Image region notes
▬▬▬

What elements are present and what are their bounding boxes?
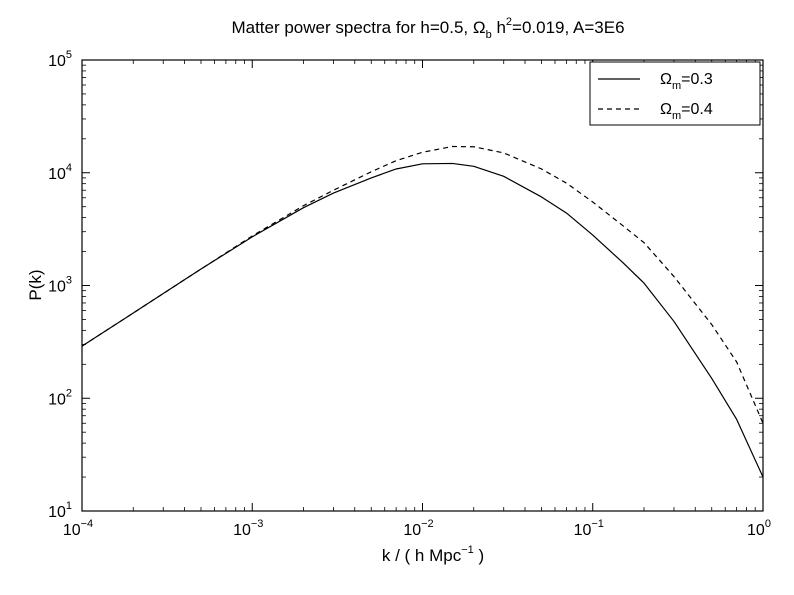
series-line-2 <box>81 145 764 424</box>
y-tick-label: 102 <box>48 387 72 408</box>
legend-label-series-2: Ωm=0.4 <box>660 101 713 122</box>
y-axis-label: P(k) <box>26 269 45 300</box>
y-tick-label: 103 <box>48 275 72 296</box>
x-tick-label: 10−1 <box>574 518 604 539</box>
plot-area-frame <box>81 59 764 512</box>
y-tick-label: 101 <box>48 500 72 521</box>
x-tick-label: 10−2 <box>403 518 433 539</box>
y-tick-label: 104 <box>48 162 72 183</box>
x-tick-label: 10−3 <box>233 518 263 539</box>
chart-title: Matter power spectra for h=0.5, Ωb h2=0.… <box>231 16 624 41</box>
x-axis-label: k / ( h Mpc−1 ) <box>382 544 484 565</box>
series-group <box>81 145 764 478</box>
x-tick-label: 10−4 <box>63 518 93 539</box>
legend-box <box>589 61 761 126</box>
y-tick-label: 105 <box>48 49 72 70</box>
legend-label-series-1: Ωm=0.3 <box>660 71 713 92</box>
x-axis-ticks: 10−4 10−3 10−2 10−1 100 <box>63 60 771 539</box>
series-line-1 <box>81 162 764 478</box>
legend: Ωm=0.3 Ωm=0.4 <box>589 61 761 126</box>
x-tick-label: 100 <box>747 518 771 539</box>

▬▬▬

Written exercise
Change every "y-tick-label" in the data above to "y-tick-text" and write all the lines out again with nothing else altered. Leave the pictures out.

Solved problem
What elements are present and what are their bounding boxes?
series-line-2 <box>81 145 764 424</box>
y-tick-text: 102 <box>48 387 72 408</box>
legend-label-series-2: Ωm=0.4 <box>660 101 713 122</box>
y-axis-label: P(k) <box>26 269 45 300</box>
y-tick-text: 103 <box>48 275 72 296</box>
x-tick-label: 10−1 <box>574 518 604 539</box>
plot-area-frame <box>81 59 764 512</box>
y-tick-text: 101 <box>48 500 72 521</box>
x-tick-label: 10−2 <box>403 518 433 539</box>
y-tick-text: 104 <box>48 162 72 183</box>
x-tick-label: 10−3 <box>233 518 263 539</box>
chart-title: Matter power spectra for h=0.5, Ωb h2=0.… <box>231 16 624 41</box>
x-axis-label: k / ( h Mpc−1 ) <box>382 544 484 565</box>
series-group <box>81 145 764 478</box>
x-tick-label: 10−4 <box>63 518 93 539</box>
legend-box <box>589 61 761 126</box>
y-tick-text: 105 <box>48 49 72 70</box>
legend-label-series-1: Ωm=0.3 <box>660 71 713 92</box>
x-axis-ticks: 10−4 10−3 10−2 10−1 100 <box>63 60 771 539</box>
series-line-1 <box>81 162 764 478</box>
legend: Ωm=0.3 Ωm=0.4 <box>589 61 761 126</box>
x-tick-label: 100 <box>747 518 771 539</box>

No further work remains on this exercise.